What is expected: Would you transcribe all of the data exactly, down to the last character?

Dataset excerpts:
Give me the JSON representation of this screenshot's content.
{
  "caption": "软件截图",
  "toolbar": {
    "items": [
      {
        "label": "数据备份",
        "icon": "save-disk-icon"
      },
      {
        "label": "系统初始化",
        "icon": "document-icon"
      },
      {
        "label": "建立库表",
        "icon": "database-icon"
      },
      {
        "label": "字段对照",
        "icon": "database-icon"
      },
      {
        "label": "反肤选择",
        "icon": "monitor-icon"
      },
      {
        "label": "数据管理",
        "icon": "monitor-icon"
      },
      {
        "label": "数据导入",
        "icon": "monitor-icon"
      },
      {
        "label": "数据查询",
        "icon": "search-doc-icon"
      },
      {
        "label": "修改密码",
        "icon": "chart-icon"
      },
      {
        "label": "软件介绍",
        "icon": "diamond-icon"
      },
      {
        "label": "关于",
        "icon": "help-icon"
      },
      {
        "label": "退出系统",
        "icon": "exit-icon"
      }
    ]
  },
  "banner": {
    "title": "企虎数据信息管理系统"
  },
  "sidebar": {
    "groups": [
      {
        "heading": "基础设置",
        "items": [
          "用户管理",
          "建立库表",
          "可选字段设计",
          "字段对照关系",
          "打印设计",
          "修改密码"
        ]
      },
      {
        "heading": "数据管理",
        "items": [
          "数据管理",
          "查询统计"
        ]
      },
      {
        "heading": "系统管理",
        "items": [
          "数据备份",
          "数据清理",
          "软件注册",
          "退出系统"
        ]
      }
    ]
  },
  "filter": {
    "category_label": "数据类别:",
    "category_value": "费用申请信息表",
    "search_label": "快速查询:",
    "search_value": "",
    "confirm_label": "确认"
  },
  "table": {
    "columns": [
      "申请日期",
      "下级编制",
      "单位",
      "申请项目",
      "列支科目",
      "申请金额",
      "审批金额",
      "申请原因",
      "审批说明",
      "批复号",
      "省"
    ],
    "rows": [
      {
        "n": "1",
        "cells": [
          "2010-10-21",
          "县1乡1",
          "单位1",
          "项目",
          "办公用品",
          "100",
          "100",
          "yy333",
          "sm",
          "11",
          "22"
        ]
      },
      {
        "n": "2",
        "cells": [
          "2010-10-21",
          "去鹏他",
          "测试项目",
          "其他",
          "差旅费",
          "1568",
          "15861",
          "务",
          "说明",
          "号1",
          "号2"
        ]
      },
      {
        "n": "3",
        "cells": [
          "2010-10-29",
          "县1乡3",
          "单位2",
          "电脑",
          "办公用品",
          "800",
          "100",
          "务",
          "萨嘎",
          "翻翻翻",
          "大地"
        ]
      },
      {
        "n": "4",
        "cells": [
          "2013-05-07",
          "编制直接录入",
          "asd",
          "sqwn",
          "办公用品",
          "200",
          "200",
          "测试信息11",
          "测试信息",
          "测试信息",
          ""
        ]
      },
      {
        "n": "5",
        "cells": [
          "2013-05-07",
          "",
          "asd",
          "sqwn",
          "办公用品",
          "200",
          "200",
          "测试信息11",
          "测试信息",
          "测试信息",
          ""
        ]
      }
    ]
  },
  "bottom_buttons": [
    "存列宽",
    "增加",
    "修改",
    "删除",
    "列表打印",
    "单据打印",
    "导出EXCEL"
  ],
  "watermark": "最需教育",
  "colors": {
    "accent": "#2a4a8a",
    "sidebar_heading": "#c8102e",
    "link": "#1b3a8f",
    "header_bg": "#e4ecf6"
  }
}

Answer to the exercise:
Give me the JSON representation of this screenshot's content.
{
  "caption": "软件截图",
  "toolbar": {
    "items": [
      {
        "label": "数据备份",
        "icon": "save-disk-icon"
      },
      {
        "label": "系统初始化",
        "icon": "document-icon"
      },
      {
        "label": "建立库表",
        "icon": "database-icon"
      },
      {
        "label": "字段对照",
        "icon": "database-icon"
      },
      {
        "label": "反肤选择",
        "icon": "monitor-icon"
      },
      {
        "label": "数据管理",
        "icon": "monitor-icon"
      },
      {
        "label": "数据导入",
        "icon": "monitor-icon"
      },
      {
        "label": "数据查询",
        "icon": "search-doc-icon"
      },
      {
        "label": "修改密码",
        "icon": "chart-icon"
      },
      {
        "label": "软件介绍",
        "icon": "diamond-icon"
      },
      {
        "label": "关于",
        "icon": "help-icon"
      },
      {
        "label": "退出系统",
        "icon": "exit-icon"
      }
    ]
  },
  "banner": {
    "title": "企虎数据信息管理系统"
  },
  "sidebar": {
    "groups": [
      {
        "heading": "基础设置",
        "items": [
          "用户管理",
          "建立库表",
          "可选字段设计",
          "字段对照关系",
          "打印设计",
          "修改密码"
        ]
      },
      {
        "heading": "数据管理",
        "items": [
          "数据管理",
          "查询统计"
        ]
      },
      {
        "heading": "系统管理",
        "items": [
          "数据备份",
          "数据清理",
          "软件注册",
          "退出系统"
        ]
      }
    ]
  },
  "filter": {
    "category_label": "数据类别:",
    "category_value": "费用申请信息表",
    "search_label": "快速查询:",
    "search_value": "",
    "confirm_label": "确认"
  },
  "table": {
    "columns": [
      "申请日期",
      "下级编制",
      "单位",
      "申请项目",
      "列支科目",
      "申请金额",
      "审批金额",
      "申请原因",
      "审批说明",
      "批复号",
      "省"
    ],
    "rows": [
      {
        "n": "1",
        "cells": [
          "2010-10-21",
          "县1乡1",
          "单位1",
          "项目",
          "办公用品",
          "100",
          "100",
          "yy333",
          "sm",
          "11",
          "22"
        ]
      },
      {
        "n": "2",
        "cells": [
          "2010-10-21",
          "去鹏他",
          "测试项目",
          "其他",
          "差旅费",
          "1568",
          "15861",
          "务",
          "说明",
          "号1",
          "号2"
        ]
      },
      {
        "n": "3",
        "cells": [
          "2010-10-29",
          "县1乡3",
          "单位2",
          "电脑",
          "办公用品",
          "800",
          "100",
          "务",
          "萨嘎",
          "翻翻翻",
          "大地"
        ]
      },
      {
        "n": "4",
        "cells": [
          "2013-05-07",
          "编制直接录入",
          "asd",
          "sqwn",
          "办公用品",
          "200",
          "200",
          "测试信息11",
          "测试信息",
          "测试信息",
          ""
        ]
      },
      {
        "n": "5",
        "cells": [
          "2013-05-07",
          "",
          "asd",
          "sqwn",
          "办公用品",
          "200",
          "200",
          "测试信息11",
          "测试信息",
          "测试信息",
          ""
        ]
      }
    ]
  },
  "bottom_buttons": [
    "存列宽",
    "增加",
    "修改",
    "删除",
    "列表打印",
    "单据打印",
    "导出EXCEL"
  ],
  "watermark": "最需教育",
  "colors": {
    "accent": "#2a4a8a",
    "sidebar_heading": "#c8102e",
    "link": "#1b3a8f",
    "header_bg": "#e4ecf6"
  }
}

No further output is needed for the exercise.